__What you need to do__
Look through the listing and locate every line containing the word "odds"; copy those lines.

__Stored rows__
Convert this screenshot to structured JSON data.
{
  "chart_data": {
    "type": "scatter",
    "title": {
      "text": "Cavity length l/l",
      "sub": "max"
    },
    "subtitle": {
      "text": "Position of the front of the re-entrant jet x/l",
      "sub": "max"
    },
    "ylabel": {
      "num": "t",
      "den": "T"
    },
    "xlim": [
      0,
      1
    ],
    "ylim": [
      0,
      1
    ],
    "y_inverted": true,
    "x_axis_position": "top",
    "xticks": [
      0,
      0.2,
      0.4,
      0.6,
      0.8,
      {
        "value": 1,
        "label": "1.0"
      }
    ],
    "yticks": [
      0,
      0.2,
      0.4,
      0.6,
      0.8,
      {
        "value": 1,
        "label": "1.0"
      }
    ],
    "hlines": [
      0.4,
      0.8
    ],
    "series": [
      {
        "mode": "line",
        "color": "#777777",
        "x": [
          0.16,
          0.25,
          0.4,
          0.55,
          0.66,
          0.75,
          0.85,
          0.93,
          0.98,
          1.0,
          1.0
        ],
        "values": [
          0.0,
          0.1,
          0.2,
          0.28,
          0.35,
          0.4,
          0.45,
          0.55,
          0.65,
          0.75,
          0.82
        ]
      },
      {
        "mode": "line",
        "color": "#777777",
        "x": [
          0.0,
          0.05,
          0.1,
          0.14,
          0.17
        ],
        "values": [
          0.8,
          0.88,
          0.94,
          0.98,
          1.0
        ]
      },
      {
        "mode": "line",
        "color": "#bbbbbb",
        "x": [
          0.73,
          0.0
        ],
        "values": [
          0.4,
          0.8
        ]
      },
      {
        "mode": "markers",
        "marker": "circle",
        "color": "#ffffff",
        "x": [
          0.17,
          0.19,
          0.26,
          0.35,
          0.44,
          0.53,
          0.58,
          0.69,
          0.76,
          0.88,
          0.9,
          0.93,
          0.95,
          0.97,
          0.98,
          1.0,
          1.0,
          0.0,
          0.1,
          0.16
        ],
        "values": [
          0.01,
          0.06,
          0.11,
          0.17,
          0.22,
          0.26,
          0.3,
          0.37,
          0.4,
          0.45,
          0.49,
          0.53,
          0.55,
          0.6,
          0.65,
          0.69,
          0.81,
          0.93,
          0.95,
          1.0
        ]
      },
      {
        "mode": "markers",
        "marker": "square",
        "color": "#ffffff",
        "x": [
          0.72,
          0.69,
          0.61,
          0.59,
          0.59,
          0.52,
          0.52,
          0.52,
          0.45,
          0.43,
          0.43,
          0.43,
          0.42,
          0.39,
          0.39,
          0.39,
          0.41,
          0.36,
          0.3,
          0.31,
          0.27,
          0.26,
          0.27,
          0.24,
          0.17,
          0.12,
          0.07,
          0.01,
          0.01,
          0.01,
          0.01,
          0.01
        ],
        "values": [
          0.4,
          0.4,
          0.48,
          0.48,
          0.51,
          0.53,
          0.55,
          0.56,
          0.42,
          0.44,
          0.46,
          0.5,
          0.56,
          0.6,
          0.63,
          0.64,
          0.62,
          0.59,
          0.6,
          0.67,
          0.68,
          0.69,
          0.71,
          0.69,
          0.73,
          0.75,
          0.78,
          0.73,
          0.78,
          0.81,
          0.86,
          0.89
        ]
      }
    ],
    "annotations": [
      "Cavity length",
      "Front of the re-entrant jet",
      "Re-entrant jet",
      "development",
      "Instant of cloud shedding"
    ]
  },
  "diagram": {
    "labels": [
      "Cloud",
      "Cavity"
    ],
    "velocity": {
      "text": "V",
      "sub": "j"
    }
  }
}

==

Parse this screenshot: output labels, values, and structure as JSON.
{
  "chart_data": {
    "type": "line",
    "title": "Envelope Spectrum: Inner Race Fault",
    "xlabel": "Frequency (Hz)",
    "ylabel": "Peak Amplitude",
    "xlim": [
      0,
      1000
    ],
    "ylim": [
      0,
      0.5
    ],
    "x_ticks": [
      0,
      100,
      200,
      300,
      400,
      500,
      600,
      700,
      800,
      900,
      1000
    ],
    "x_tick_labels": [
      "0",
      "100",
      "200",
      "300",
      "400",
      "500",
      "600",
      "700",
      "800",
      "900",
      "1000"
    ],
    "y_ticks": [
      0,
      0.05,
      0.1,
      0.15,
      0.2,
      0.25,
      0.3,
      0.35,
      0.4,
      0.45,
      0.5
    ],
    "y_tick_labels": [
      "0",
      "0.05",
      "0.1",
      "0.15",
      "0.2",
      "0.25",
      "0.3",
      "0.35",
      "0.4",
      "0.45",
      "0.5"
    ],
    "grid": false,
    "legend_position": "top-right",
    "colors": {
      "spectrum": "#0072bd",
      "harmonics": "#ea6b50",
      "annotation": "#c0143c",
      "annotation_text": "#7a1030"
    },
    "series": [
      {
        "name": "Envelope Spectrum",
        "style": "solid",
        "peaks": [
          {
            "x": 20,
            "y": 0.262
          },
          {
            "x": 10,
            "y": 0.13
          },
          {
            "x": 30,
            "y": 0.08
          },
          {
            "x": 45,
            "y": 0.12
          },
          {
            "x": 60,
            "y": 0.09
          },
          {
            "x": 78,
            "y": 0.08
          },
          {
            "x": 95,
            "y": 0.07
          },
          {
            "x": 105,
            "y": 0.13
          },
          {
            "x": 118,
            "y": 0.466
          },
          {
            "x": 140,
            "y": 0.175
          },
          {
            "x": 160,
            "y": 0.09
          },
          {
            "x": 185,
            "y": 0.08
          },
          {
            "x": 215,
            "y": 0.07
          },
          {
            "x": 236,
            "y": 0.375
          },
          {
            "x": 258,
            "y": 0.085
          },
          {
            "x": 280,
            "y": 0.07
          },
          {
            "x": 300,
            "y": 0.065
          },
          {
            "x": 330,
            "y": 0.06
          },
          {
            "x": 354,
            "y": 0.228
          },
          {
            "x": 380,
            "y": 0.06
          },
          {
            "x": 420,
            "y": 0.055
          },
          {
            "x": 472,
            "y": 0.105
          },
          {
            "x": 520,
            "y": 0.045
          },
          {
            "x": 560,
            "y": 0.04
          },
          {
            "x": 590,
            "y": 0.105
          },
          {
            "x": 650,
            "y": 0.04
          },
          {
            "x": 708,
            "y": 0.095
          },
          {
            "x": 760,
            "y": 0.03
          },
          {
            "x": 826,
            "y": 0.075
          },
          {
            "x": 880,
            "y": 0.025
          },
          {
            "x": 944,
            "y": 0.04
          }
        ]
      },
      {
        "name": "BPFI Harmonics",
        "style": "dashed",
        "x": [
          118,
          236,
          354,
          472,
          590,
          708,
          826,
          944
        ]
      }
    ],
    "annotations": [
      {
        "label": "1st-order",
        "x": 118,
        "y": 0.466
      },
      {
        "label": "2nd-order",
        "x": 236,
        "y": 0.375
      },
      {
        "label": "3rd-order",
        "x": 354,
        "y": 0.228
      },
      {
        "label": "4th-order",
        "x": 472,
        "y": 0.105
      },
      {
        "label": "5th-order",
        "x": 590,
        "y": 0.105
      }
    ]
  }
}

---

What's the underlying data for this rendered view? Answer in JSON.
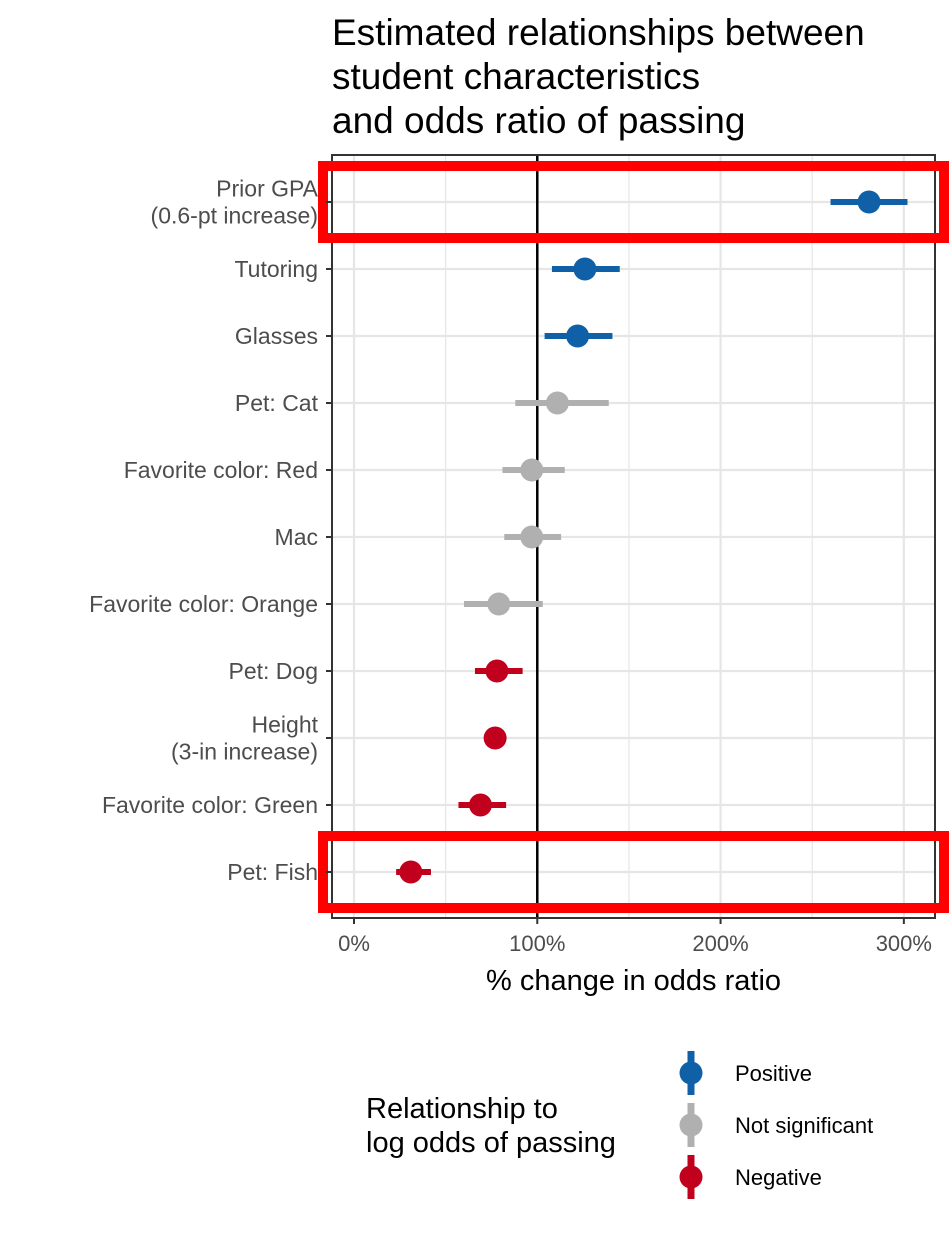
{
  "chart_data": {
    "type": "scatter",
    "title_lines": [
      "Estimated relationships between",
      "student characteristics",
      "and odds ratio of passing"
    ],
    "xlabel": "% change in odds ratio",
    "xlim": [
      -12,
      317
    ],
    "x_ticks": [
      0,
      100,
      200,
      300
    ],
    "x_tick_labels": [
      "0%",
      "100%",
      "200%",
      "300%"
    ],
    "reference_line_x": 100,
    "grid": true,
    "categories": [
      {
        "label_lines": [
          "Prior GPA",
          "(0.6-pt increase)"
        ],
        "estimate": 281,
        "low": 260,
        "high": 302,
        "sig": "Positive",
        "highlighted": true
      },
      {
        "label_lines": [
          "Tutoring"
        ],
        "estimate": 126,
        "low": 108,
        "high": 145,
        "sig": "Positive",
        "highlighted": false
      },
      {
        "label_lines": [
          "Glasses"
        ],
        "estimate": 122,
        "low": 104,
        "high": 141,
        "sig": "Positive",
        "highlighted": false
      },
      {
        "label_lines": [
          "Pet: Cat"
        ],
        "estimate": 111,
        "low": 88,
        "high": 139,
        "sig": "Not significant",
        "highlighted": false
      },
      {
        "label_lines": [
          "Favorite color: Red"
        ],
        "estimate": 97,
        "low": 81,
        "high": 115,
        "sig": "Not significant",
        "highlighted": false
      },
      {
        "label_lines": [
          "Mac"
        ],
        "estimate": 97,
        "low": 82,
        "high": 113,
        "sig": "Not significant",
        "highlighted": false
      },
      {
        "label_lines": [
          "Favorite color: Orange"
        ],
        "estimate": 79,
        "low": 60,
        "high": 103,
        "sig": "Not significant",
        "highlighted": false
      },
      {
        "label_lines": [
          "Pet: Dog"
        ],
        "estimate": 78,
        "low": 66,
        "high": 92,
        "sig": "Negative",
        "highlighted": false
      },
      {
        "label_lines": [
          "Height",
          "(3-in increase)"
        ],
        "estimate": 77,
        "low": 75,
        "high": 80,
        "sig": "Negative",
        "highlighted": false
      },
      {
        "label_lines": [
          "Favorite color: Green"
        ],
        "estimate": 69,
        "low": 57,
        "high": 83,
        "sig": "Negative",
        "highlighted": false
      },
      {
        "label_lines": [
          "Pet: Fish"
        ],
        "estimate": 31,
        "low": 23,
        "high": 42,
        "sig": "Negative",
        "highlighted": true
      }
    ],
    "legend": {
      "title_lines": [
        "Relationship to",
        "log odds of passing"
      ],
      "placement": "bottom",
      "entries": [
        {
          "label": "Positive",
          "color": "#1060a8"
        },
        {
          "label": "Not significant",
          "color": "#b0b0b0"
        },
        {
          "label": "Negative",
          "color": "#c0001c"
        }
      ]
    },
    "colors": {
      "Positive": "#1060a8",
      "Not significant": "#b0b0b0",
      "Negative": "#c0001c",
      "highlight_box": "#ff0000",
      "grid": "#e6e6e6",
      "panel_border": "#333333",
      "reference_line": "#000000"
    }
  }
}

__Exercise answer__
      "and odds ratio of passing"
    "xlabel": "% change in odds ratio",
        "log odds of passing"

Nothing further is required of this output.